• YOUR OBJECTIVE
What number of lines hold the word "solid"? State that number and nothing besides.

Records from a dataset
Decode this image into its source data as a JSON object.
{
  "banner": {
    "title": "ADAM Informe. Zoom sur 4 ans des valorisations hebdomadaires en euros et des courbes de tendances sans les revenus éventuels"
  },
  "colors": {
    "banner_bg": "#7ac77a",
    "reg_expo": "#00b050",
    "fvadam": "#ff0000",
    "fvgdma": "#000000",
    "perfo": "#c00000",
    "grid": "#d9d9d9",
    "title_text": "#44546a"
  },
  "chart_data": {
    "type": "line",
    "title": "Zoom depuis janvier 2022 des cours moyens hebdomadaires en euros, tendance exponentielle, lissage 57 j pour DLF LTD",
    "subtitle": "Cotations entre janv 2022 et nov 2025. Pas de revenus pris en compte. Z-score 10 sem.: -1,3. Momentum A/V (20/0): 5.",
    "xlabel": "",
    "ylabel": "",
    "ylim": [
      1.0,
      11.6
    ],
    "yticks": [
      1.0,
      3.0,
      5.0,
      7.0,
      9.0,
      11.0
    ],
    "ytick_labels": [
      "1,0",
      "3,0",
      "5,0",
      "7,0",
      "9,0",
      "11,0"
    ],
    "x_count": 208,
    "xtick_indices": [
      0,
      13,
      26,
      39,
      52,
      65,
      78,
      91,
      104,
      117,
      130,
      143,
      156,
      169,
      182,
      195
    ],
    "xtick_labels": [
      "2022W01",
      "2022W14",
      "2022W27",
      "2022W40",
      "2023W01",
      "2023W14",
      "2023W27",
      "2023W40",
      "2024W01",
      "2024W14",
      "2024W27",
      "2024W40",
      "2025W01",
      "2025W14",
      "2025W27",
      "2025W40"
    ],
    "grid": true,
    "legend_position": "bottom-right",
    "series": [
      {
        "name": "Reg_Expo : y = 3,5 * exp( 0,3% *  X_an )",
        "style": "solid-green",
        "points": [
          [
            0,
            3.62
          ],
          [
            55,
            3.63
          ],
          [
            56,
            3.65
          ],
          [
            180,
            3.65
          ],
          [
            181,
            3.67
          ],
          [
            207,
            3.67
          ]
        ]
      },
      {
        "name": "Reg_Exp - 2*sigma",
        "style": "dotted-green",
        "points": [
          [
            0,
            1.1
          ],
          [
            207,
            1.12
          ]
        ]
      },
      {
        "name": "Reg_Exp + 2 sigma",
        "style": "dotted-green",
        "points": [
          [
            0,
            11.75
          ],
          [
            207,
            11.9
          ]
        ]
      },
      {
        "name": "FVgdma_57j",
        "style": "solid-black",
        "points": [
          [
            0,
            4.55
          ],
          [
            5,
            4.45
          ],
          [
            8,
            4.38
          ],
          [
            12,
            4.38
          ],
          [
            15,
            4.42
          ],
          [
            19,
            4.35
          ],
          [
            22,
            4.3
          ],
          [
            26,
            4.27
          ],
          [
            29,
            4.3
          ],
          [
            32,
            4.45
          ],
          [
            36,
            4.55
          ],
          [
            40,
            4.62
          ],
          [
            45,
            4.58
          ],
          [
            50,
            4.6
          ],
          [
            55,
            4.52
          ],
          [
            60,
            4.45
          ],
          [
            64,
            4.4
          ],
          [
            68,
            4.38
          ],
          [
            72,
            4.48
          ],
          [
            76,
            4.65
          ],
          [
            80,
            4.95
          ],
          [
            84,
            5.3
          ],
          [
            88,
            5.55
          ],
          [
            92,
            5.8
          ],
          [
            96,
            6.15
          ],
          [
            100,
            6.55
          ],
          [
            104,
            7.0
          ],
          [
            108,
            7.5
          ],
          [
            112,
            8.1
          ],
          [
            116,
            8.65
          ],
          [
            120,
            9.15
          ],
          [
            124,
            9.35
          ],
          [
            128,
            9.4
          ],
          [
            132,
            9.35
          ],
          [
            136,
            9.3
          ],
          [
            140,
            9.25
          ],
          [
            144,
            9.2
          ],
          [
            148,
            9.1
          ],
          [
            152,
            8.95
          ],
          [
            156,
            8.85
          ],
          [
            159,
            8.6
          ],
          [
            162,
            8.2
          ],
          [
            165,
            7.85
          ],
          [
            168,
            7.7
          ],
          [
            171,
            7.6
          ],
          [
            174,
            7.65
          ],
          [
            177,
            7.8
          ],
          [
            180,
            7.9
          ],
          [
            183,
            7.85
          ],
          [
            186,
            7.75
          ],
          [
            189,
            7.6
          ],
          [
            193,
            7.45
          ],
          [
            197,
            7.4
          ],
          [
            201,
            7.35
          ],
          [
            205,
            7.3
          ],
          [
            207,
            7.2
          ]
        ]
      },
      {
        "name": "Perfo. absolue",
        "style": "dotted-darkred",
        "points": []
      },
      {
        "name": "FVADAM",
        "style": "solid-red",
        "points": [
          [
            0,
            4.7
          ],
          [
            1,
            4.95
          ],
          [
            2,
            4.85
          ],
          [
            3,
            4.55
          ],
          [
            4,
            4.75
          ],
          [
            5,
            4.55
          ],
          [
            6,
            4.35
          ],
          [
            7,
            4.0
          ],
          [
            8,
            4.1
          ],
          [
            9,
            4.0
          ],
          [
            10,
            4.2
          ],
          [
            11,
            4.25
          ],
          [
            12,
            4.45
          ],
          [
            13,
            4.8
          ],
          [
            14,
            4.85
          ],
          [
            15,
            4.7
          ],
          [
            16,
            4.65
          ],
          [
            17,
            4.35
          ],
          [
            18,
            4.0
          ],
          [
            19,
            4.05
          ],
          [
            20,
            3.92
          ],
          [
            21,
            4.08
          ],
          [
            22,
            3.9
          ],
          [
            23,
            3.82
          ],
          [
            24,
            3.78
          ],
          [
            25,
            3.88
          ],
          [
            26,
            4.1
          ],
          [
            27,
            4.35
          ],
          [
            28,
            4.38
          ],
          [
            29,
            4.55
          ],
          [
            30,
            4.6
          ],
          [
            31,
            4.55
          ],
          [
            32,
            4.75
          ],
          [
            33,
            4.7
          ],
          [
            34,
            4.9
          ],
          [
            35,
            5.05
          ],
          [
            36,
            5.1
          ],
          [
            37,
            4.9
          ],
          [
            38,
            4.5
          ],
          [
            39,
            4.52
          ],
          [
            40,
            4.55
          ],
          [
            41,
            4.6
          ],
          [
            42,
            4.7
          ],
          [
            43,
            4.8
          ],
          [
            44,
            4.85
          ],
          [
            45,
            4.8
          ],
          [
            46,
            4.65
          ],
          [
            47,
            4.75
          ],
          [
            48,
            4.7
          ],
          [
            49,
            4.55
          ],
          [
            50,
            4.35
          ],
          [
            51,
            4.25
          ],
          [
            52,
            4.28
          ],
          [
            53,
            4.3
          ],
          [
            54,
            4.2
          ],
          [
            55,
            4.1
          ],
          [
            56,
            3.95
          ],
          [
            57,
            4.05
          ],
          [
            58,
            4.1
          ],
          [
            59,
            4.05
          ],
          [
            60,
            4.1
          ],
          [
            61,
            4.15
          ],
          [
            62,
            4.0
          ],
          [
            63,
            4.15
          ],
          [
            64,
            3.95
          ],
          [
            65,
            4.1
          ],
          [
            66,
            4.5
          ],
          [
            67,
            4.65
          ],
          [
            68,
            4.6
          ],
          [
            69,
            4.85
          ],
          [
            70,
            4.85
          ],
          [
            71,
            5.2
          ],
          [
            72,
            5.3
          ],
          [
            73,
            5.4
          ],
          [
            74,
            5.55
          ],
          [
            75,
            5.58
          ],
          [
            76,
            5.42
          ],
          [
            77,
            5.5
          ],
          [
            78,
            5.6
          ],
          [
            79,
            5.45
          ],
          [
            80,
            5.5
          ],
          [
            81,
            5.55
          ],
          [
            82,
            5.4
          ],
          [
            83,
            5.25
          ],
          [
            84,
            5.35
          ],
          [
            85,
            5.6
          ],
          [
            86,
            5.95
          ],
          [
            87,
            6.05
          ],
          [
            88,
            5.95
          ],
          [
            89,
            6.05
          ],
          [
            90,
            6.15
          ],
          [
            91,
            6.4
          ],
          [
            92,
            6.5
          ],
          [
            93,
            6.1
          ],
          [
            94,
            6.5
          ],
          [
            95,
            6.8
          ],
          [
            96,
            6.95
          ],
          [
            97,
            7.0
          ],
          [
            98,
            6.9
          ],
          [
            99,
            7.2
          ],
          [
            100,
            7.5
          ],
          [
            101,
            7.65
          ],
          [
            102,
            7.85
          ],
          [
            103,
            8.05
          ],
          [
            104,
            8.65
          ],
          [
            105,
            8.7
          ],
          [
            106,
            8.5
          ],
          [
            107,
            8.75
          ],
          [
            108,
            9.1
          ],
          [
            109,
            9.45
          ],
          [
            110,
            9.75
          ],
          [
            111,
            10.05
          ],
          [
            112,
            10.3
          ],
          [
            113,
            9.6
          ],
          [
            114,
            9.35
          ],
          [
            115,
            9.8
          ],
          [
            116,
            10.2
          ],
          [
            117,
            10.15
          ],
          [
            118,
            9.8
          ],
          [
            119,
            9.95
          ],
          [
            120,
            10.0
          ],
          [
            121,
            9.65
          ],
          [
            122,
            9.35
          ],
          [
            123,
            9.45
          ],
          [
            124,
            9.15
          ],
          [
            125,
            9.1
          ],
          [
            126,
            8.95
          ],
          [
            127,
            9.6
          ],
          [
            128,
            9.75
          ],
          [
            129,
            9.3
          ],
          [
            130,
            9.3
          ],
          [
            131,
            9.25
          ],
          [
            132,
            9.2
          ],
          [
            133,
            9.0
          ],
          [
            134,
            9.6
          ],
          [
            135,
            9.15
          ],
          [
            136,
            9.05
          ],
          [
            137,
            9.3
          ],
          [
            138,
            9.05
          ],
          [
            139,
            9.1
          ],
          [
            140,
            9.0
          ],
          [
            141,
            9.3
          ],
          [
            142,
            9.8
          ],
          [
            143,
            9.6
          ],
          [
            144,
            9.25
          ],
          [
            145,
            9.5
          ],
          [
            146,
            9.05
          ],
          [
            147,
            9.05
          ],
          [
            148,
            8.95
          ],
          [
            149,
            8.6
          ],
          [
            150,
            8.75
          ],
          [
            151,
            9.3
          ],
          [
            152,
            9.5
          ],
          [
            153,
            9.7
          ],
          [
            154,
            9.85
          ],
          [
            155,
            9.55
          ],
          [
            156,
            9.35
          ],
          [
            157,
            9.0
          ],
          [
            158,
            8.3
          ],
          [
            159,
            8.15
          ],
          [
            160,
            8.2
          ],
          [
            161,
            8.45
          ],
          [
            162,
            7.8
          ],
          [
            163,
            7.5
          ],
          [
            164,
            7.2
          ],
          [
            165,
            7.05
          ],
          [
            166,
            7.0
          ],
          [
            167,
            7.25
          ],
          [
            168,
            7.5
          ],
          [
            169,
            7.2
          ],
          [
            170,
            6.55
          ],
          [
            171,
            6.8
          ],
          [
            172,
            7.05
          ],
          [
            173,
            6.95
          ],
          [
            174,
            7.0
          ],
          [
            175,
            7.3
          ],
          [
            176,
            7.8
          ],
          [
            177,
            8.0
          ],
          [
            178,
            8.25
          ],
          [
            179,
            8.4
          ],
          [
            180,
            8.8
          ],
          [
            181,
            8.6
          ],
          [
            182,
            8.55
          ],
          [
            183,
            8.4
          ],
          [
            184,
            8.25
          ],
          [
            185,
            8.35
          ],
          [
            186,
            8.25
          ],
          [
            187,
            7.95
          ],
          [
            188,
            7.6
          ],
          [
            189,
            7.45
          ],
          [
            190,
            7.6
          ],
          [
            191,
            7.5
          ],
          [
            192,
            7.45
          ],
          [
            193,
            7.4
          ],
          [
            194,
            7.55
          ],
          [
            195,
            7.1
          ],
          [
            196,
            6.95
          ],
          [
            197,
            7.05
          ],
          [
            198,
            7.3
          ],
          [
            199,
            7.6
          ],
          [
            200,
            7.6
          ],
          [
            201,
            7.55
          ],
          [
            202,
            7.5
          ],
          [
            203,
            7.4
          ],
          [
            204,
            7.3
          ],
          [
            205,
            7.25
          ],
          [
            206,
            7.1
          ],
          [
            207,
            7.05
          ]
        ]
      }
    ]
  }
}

• RESULT
3